■ To be done ■
Without the pictures, set down the records below word for word.

========================================================================

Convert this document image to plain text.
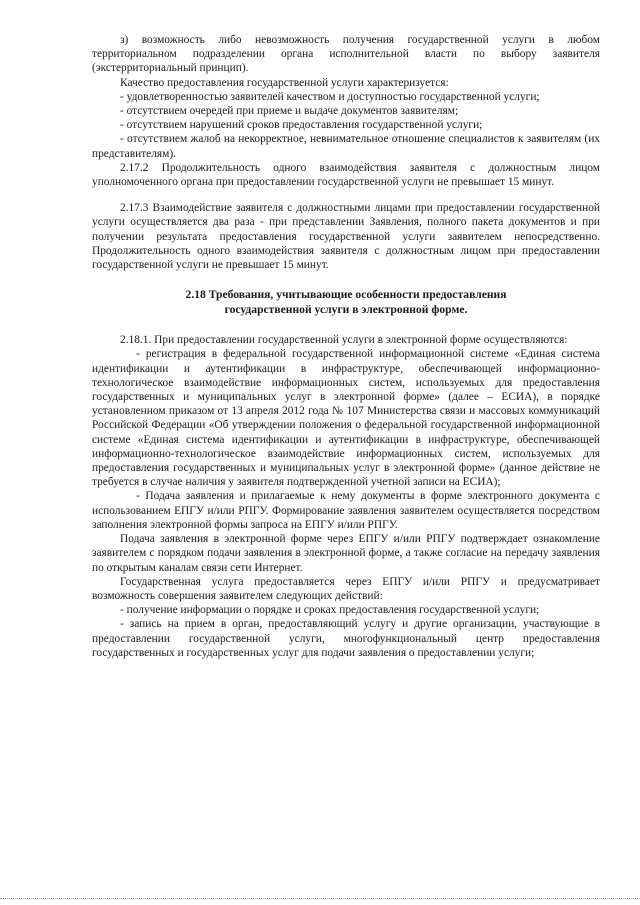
з) возможность либо невозможность получения государственной услуги в любом территориальном подразделении органа исполнительной власти по выбору заявителя (экстерриториальный принцип).

Качество предоставления государственной услуги характеризуется:

- удовлетворенностью заявителей качеством и доступностью государственной услуги;

- отсутствием очередей при приеме и выдаче документов заявителям;

- отсутствием нарушений сроков предоставления государственной услуги;

- отсутствием жалоб на некорректное, невнимательное отношение специалистов к заявителям (их представителям).

2.17.2 Продолжительность одного взаимодействия заявителя с должностным лицом уполномоченного органа при предоставлении государственной услуги не превышает 15 минут.

2.17.3 Взаимодействие заявителя с должностными лицами при предоставлении государственной услуги осуществляется два раза - при представлении Заявления, полного пакета документов и при получении результата предоставления государственной услуги заявителем непосредственно. Продолжительность одного взаимодействия заявителя с должностным лицом при предоставлении государственной услуги не превышает 15 минут.

2.18 Требования, учитывающие особенности предоставления
государственной услуги в электронной форме.

2.18.1. При предоставлении государственной услуги в электронной форме осуществляются:

- регистрация в федеральной государственной информационной системе «Единая система идентификации и аутентификации в инфраструктуре, обеспечивающей информационно-технологическое взаимодействие информационных систем, используемых для предоставления государственных и муниципальных услуг в электронной форме» (далее – ЕСИА), в порядке установленном приказом от 13 апреля 2012 года № 107 Министерства связи и массовых коммуникаций Российской Федерации «Об утверждении положения о федеральной государственной информационной системе «Единая система идентификации и аутентификации в инфраструктуре, обеспечивающей информационно-технологическое взаимодействие информационных систем, используемых для предоставления государственных и муниципальных услуг в электронной форме» (данное действие не требуется в случае наличия у заявителя подтвержденной учетной записи на ЕСИА);

- Подача заявления и прилагаемые к нему документы в форме электронного документа с использованием ЕПГУ и/или РПГУ. Формирование заявления заявителем осуществляется посредством заполнения электронной формы запроса на ЕПГУ и/или РПГУ.

Подача заявления в электронной форме через ЕПГУ и/или РПГУ подтверждает ознакомление заявителем с порядком подачи заявления в электронной форме, а также согласие на передачу заявления по открытым каналам связи сети Интернет.

Государственная услуга предоставляется через ЕПГУ и/или РПГУ и предусматривает возможность совершения заявителем следующих действий:

- получение информации о порядке и сроках предоставления государственной услуги;

- запись на прием в орган, предоставляющий услугу и другие организации, участвующие в предоставлении государственной услуги, многофункциональный центр предоставления государственных и государственных услуг для подачи заявления о предоставлении услуги;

========================================================================

■ Expected answer ■
Convert this document image to plain text.
з) возможность либо невозможность получения государственной услуги в любом территориальном подразделении органа исполнительной власти по выбору заявителя (экстерриториальный принцип).

Качество предоставления государственной услуги характеризуется:

- удовлетворенностью заявителей качеством и доступностью государственной услуги;

- отсутствием очередей при приеме и выдаче документов заявителям;

- отсутствием нарушений сроков предоставления государственной услуги;

- отсутствием жалоб на некорректное, невнимательное отношение специалистов к заявителям (их представителям).

2.17.2 Продолжительность одного взаимодействия заявителя с должностным лицом уполномоченного органа при предоставлении государственной услуги не превышает 15 минут.

2.17.3 Взаимодействие заявителя с должностными лицами при предоставлении государственной услуги осуществляется два раза - при представлении Заявления, полного пакета документов и при получении результата предоставления государственной услуги заявителем непосредственно. Продолжительность одного взаимодействия заявителя с должностным лицом при предоставлении государственной услуги не превышает 15 минут.

2.18 Требования, учитывающие особенности предоставления
государственной услуги в электронной форме.

2.18.1. При предоставлении государственной услуги в электронной форме осуществляются:

- регистрация в федеральной государственной информационной системе «Единая система идентификации и аутентификации в инфраструктуре, обеспечивающей информационно-технологическое взаимодействие информационных систем, используемых для предоставления государственных и муниципальных услуг в электронной форме» (далее – ЕСИА), в порядке установленном приказом от 13 апреля 2012 года № 107 Министерства связи и массовых коммуникаций Российской Федерации «Об утверждении положения о федеральной государственной информационной системе «Единая система идентификации и аутентификации в инфраструктуре, обеспечивающей информационно-технологическое взаимодействие информационных систем, используемых для предоставления государственных и муниципальных услуг в электронной форме» (данное действие не требуется в случае наличия у заявителя подтвержденной учетной записи на ЕСИА);

- Подача заявления и прилагаемые к нему документы в форме электронного документа с использованием ЕПГУ и/или РПГУ. Формирование заявления заявителем осуществляется посредством заполнения электронной формы запроса на ЕПГУ и/или РПГУ.

Подача заявления в электронной форме через ЕПГУ и/или РПГУ подтверждает ознакомление заявителем с порядком подачи заявления в электронной форме, а также согласие на передачу заявления по открытым каналам связи сети Интернет.

Государственная услуга предоставляется через ЕПГУ и/или РПГУ и предусматривает возможность совершения заявителем следующих действий:

- получение информации о порядке и сроках предоставления государственной услуги;

- запись на прием в орган, предоставляющий услугу и другие организации, участвующие в предоставлении государственной услуги, многофункциональный центр предоставления государственных и государственных услуг для подачи заявления о предоставлении услуги;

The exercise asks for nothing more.